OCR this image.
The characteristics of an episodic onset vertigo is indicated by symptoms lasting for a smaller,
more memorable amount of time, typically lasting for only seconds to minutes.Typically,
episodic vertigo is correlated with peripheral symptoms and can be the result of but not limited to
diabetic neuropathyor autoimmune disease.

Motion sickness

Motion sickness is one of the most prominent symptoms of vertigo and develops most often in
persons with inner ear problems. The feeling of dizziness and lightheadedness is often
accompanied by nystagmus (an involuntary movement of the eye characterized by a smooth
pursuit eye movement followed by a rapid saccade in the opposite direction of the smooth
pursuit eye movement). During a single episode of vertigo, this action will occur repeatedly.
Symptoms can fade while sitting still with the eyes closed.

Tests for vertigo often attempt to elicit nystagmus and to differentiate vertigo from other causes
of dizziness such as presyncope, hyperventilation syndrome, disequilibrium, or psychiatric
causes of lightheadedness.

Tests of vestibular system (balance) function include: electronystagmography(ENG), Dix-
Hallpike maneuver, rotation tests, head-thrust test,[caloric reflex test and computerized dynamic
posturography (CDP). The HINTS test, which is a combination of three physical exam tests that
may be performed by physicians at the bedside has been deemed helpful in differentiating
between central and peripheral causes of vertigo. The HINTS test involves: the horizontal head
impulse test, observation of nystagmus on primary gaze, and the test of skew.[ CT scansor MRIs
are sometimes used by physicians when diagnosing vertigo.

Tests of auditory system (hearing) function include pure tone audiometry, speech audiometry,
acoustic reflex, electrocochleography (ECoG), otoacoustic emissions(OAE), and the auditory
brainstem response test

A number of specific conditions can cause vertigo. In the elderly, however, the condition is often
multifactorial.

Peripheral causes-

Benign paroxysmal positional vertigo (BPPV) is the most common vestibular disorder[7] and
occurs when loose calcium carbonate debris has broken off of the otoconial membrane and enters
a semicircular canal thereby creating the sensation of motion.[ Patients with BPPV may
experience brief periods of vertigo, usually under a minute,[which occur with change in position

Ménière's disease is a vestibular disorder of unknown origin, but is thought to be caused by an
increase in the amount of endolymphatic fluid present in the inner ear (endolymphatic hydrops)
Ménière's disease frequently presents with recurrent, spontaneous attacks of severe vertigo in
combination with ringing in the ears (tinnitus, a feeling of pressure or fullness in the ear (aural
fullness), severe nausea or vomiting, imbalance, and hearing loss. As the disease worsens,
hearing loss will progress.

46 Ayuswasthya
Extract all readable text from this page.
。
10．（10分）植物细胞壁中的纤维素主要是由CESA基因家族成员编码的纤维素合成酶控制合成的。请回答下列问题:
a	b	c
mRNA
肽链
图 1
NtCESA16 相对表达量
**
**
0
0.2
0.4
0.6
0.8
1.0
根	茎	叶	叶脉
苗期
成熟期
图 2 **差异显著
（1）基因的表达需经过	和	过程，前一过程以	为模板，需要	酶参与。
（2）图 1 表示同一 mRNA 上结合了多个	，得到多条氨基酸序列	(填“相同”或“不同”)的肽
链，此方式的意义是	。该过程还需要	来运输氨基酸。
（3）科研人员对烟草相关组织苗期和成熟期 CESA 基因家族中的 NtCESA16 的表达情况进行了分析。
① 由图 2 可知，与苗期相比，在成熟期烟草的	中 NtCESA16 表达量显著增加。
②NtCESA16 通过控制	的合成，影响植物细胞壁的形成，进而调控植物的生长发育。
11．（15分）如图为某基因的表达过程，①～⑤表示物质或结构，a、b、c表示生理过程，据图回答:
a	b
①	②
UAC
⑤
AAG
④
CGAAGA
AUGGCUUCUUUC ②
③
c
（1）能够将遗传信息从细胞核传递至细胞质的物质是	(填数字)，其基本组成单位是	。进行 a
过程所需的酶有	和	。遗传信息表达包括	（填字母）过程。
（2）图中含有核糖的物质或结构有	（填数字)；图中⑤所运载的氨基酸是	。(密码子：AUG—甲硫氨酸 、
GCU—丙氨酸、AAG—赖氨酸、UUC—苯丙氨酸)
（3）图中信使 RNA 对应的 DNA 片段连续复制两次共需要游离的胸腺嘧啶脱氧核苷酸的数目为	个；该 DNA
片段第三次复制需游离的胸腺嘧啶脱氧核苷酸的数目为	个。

[What you need to do]
Only an exact transcription of all the records above counts as an answer.

[Written answer]
OCR this image.
The characteristics of an episodic onset vertigo is indicated by symptoms lasting for a smaller,
more memorable amount of time, typically lasting for only seconds to minutes.Typically,
episodic vertigo is correlated with peripheral symptoms and can be the result of but not limited to
diabetic neuropathyor autoimmune disease.

Motion sickness

Motion sickness is one of the most prominent symptoms of vertigo and develops most often in
persons with inner ear problems. The feeling of dizziness and lightheadedness is often
accompanied by nystagmus (an involuntary movement of the eye characterized by a smooth
pursuit eye movement followed by a rapid saccade in the opposite direction of the smooth
pursuit eye movement). During a single episode of vertigo, this action will occur repeatedly.
Symptoms can fade while sitting still with the eyes closed.

Tests for vertigo often attempt to elicit nystagmus and to differentiate vertigo from other causes
of dizziness such as presyncope, hyperventilation syndrome, disequilibrium, or psychiatric
causes of lightheadedness.

Tests of vestibular system (balance) function include: electronystagmography(ENG), Dix-
Hallpike maneuver, rotation tests, head-thrust test,[caloric reflex test and computerized dynamic
posturography (CDP). The HINTS test, which is a combination of three physical exam tests that
may be performed by physicians at the bedside has been deemed helpful in differentiating
between central and peripheral causes of vertigo. The HINTS test involves: the horizontal head
impulse test, observation of nystagmus on primary gaze, and the test of skew.[ CT scansor MRIs
are sometimes used by physicians when diagnosing vertigo.

Tests of auditory system (hearing) function include pure tone audiometry, speech audiometry,
acoustic reflex, electrocochleography (ECoG), otoacoustic emissions(OAE), and the auditory
brainstem response test

A number of specific conditions can cause vertigo. In the elderly, however, the condition is often
multifactorial.

Peripheral causes-

Benign paroxysmal positional vertigo (BPPV) is the most common vestibular disorder[7] and
occurs when loose calcium carbonate debris has broken off of the otoconial membrane and enters
a semicircular canal thereby creating the sensation of motion.[ Patients with BPPV may
experience brief periods of vertigo, usually under a minute,[which occur with change in position

Ménière's disease is a vestibular disorder of unknown origin, but is thought to be caused by an
increase in the amount of endolymphatic fluid present in the inner ear (endolymphatic hydrops)
Ménière's disease frequently presents with recurrent, spontaneous attacks of severe vertigo in
combination with ringing in the ears (tinnitus, a feeling of pressure or fullness in the ear (aural
fullness), severe nausea or vomiting, imbalance, and hearing loss. As the disease worsens,
hearing loss will progress.

46 Ayuswasthya
Extract all readable text from this page.
。
10．（10分）植物细胞壁中的纤维素主要是由CESA基因家族成员编码的纤维素合成酶控制合成的。请回答下列问题:
a	b	c
mRNA
肽链
图 1
NtCESA16 相对表达量
**
**
0
0.2
0.4
0.6
0.8
1.0
根	茎	叶	叶脉
苗期
成熟期
图 2 **差异显著
（1）基因的表达需经过	和	过程，前一过程以	为模板，需要	酶参与。
（2）图 1 表示同一 mRNA 上结合了多个	，得到多条氨基酸序列	(填“相同”或“不同”)的肽
链，此方式的意义是	。该过程还需要	来运输氨基酸。
（3）科研人员对烟草相关组织苗期和成熟期 CESA 基因家族中的 NtCESA16 的表达情况进行了分析。
① 由图 2 可知，与苗期相比，在成熟期烟草的	中 NtCESA16 表达量显著增加。
②NtCESA16 通过控制	的合成，影响植物细胞壁的形成，进而调控植物的生长发育。
11．（15分）如图为某基因的表达过程，①～⑤表示物质或结构，a、b、c表示生理过程，据图回答:
a	b
①	②
UAC
⑤
AAG
④
CGAAGA
AUGGCUUCUUUC ②
③
c
（1）能够将遗传信息从细胞核传递至细胞质的物质是	(填数字)，其基本组成单位是	。进行 a
过程所需的酶有	和	。遗传信息表达包括	（填字母）过程。
（2）图中含有核糖的物质或结构有	（填数字)；图中⑤所运载的氨基酸是	。(密码子：AUG—甲硫氨酸 、
GCU—丙氨酸、AAG—赖氨酸、UUC—苯丙氨酸)
（3）图中信使 RNA 对应的 DNA 片段连续复制两次共需要游离的胸腺嘧啶脱氧核苷酸的数目为	个；该 DNA
片段第三次复制需游离的胸腺嘧啶脱氧核苷酸的数目为	个。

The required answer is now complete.